• _GOAL OF THE EXERCISE_
From the listing below, select every line where the word "bookmarks" appears.

MATERIAL FOR THIS TASK start

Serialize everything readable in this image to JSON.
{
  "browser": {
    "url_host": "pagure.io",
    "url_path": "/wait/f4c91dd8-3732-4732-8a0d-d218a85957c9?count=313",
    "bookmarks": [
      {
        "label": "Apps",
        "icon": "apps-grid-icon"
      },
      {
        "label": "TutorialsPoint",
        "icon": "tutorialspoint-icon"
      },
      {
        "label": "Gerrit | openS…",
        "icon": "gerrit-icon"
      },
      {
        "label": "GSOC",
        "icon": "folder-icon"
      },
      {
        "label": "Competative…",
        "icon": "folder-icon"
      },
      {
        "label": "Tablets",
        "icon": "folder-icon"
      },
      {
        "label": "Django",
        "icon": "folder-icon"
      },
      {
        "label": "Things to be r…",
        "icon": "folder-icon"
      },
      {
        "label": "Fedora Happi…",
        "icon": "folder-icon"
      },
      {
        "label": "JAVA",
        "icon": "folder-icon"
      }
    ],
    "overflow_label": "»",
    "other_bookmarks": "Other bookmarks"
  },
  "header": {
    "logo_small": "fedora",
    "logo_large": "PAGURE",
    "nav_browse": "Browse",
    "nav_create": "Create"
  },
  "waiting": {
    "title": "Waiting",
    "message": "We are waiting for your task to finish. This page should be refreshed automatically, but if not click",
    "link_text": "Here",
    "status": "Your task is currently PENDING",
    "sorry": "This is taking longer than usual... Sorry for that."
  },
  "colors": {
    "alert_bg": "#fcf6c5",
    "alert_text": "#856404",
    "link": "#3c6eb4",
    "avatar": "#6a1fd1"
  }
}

MATERIAL FOR THIS TASK end

• _REPLY TO THE EXERCISE_
    "bookmarks": [
    "other_bookmarks": "Other bookmarks"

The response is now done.